Texte à lire >>
François

 

Extraits du livre de Christian Bobin, “Le Très-Bas”, une rencontre avec Saint François,

 

Connaître François

 

On sait de François peu de choses et c'est tant mieux. Ce qu’on sait de quelqu’un empêche de le connaître. Ce qu’on en dit, en croyant savoir ce qu’on dit, rend difficile de le voir. ….Très peu de vraies paroles s'échangent chaque jour, vraiment très peu. Peut-être ne tombe-t-on amoureux que pour enfin commencer à parler. Peut-être n'ouvre-t-on un livre que pour enfin commencer à entendre….

Les pauvres :

Mais rapprochons-nous un peu. Ecoutons les bruits du monde à la fenêtre. Le bruit de l'or, le bruit de l'épée, le bruit des prières. Ceux qui comptent leurs sous derrière un rideau lourd. Ceux qui cuvent un vin noir au fond de leurs châteaux. Ceux qui marmonnent sous la dentelle des anges. Le marchand, le guerrier et le prêtre. Ces trois-là se partagent le treizième siècle. Et puis il y a une autre classe. Elle est dans l’ombre, trop retirée en elle-même pour qu’aucune lumière puisse jamais l’y chercher. Elle est comme la matière première des trois autres. Les marchands y puisent la main d’œuvre dont ils ont besoin. Les guerriers y trouvent de quoi renouveler leurs armées. Les prêtres y flairent les âmes dont ils ont goût. Ces trois-là espèrent quelque chose en récompense de leur travail: la fortune, la gloire ou le salut. Cette classe n'espère rien, pas même le passage du temps, l'endormissement de la douleur. Cette classe est celle des pauvres. Elle est du treizième et elle est du vingtième, elle est de tous les siècles. Elle est aussi vieille que Dieu, aussi muette que Dieu, aussi perdue que lui dans sa vieillesse, dans son silence. Elle donnera à François d'Assise son vrai visage. Un visage bien plus beau que celui en bois peint des églises, bien plus pur que celui des grands peintres. Un simple visage de pauvre. Un pauvre visage de pauvre, d’idiot, de gueux.”P 17…..

Données fournies >>
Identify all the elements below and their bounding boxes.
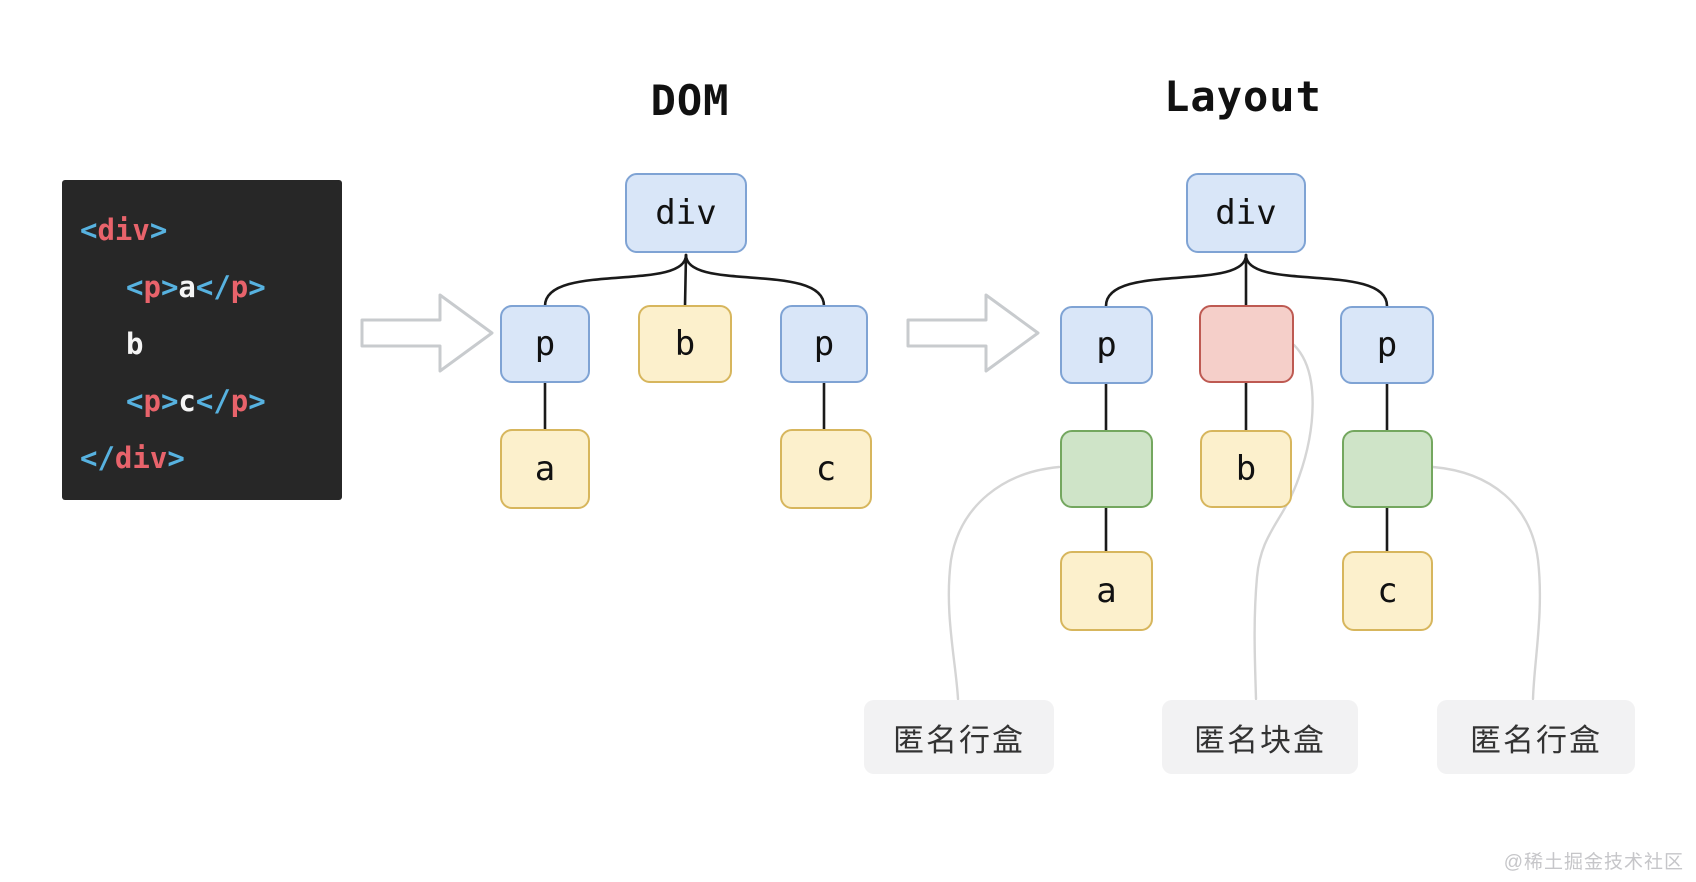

Consignes >>
1. Les affirmations suivantes concordent-elles avec l'extrait sur François d'Assise : (a) on sait peu de choses de François ; (b) le marchand, le guerrier et le prêtre se partagent le douzième siècle ; (c) la classe des pauvres espère la fortune ? Pour chacune, répondez par oui ou non en citant les mots décisifs du texte.
2. Dans l'extrait sur François d'Assise, recopiez tout ce qui va de « On sait de François » jusqu'à « commencer à entendre…. » en remplaçant « livre » par « poème ».

Réponses attendues >>
1.
(a) Oui : « On sait de François peu de choses »
(b) Non : « Ces trois-là se partagent le treizième siècle. »
(c) Non : « Cette classe n'espère rien »

2.
On sait de François peu de choses et c'est tant mieux. Ce qu’on sait de quelqu’un empêche de le connaître. Ce qu’on en dit, en croyant savoir ce qu’on dit, rend difficile de le voir. ….Très peu de vraies paroles s'échangent chaque jour, vraiment très peu. Peut-être ne tombe-t-on amoureux que pour enfin commencer à parler. Peut-être n'ouvre-t-on un poème que pour enfin commencer à entendre….